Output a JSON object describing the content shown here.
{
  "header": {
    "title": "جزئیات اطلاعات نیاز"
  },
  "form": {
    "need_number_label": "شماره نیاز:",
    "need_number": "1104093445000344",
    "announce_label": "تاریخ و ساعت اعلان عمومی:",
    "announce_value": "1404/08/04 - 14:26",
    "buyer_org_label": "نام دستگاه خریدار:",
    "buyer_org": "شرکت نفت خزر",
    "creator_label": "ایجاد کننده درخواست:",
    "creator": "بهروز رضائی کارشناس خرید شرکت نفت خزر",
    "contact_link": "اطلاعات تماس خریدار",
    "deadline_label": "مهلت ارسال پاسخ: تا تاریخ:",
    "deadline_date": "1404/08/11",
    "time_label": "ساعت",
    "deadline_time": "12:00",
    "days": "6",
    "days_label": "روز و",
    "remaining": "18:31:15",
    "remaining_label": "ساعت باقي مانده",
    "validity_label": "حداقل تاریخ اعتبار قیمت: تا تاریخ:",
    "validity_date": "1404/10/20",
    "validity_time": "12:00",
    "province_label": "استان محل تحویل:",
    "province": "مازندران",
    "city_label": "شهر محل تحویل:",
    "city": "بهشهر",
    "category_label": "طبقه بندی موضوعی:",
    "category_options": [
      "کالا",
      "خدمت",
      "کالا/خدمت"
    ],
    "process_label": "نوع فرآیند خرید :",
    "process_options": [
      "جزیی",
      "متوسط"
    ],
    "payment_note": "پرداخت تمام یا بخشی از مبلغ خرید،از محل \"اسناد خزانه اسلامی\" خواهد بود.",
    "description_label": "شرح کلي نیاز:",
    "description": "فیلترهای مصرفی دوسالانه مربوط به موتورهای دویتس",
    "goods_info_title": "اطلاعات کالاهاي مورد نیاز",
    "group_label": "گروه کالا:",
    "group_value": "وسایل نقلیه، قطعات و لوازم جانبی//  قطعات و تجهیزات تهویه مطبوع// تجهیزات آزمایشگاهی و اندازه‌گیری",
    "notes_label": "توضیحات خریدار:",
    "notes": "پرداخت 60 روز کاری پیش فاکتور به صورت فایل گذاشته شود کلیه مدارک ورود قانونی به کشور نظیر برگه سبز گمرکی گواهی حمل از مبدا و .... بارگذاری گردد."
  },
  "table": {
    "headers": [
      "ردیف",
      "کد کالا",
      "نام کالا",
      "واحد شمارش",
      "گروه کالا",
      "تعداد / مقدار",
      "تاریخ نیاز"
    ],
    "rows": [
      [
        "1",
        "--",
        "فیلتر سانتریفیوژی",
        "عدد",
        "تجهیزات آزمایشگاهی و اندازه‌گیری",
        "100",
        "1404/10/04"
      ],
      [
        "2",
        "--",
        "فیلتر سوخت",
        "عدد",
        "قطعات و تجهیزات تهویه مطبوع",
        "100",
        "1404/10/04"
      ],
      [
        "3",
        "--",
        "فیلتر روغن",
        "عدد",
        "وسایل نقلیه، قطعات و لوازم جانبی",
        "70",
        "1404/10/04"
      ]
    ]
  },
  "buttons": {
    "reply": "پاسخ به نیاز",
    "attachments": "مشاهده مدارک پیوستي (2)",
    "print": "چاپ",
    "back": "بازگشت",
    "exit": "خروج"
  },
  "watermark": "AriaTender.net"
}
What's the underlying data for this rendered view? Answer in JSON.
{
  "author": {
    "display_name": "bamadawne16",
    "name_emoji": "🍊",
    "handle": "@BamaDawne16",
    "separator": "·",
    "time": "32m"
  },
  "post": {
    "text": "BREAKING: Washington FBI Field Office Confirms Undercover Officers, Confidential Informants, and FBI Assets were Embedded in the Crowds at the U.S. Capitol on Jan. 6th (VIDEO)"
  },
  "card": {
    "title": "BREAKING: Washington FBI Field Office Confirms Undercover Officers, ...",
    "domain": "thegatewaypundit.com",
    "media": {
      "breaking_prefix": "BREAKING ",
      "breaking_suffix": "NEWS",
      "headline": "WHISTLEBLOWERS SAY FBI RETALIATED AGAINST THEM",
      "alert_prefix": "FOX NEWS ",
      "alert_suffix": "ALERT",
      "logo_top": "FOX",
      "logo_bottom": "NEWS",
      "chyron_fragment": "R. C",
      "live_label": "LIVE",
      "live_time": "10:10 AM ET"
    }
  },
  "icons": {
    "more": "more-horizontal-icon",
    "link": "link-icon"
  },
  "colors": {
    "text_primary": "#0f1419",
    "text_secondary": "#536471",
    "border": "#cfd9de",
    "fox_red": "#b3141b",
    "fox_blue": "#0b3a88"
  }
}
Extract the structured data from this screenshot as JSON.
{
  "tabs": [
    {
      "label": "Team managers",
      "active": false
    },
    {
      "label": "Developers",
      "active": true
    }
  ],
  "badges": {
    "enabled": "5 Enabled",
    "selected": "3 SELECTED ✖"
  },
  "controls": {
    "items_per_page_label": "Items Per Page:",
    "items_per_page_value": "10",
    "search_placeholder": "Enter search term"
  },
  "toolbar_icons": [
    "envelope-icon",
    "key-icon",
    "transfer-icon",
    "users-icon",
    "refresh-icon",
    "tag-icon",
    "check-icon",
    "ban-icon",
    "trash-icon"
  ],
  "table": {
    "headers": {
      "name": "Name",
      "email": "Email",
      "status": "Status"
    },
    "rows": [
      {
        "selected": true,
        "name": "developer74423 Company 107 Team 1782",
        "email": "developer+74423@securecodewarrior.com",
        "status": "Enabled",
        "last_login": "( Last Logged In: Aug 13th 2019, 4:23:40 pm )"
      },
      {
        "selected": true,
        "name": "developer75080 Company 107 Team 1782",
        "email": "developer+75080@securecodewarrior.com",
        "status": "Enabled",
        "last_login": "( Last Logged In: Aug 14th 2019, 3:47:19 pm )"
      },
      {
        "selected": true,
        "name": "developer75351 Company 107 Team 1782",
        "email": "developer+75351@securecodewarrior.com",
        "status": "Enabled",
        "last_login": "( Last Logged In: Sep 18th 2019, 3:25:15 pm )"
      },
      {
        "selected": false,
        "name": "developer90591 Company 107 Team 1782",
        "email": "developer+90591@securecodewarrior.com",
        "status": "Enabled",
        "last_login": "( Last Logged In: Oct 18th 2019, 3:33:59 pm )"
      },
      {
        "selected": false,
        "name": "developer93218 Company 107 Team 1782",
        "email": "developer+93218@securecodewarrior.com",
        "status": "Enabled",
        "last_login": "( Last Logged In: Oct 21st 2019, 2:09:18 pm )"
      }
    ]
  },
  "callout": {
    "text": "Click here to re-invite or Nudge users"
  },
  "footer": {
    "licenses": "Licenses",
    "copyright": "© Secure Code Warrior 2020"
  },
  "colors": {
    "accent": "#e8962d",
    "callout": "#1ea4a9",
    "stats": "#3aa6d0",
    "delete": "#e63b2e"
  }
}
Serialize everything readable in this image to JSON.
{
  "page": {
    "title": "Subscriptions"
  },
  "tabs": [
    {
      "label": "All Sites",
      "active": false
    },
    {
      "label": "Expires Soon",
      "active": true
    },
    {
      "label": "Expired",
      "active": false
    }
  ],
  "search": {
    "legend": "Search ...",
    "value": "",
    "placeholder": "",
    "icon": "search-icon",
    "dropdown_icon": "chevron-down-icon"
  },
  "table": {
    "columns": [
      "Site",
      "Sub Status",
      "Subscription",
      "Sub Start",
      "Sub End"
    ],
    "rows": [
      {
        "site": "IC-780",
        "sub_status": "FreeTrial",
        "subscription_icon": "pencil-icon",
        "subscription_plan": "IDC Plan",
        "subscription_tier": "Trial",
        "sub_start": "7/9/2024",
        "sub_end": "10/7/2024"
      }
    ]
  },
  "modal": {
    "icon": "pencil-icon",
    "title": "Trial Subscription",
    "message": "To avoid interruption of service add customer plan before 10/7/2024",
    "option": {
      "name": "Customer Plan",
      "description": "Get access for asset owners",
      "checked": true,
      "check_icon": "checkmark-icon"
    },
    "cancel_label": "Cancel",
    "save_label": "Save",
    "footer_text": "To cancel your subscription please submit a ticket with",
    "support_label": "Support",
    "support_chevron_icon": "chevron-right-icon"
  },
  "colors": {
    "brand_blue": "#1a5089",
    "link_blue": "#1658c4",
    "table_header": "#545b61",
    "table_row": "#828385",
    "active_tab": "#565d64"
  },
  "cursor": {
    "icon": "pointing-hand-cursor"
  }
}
= = = = =
• GIVEN TASK
Your answer should be a single number: the count of lines in the material above that contain "Confirms".

• COMPLETE OUTPUT
2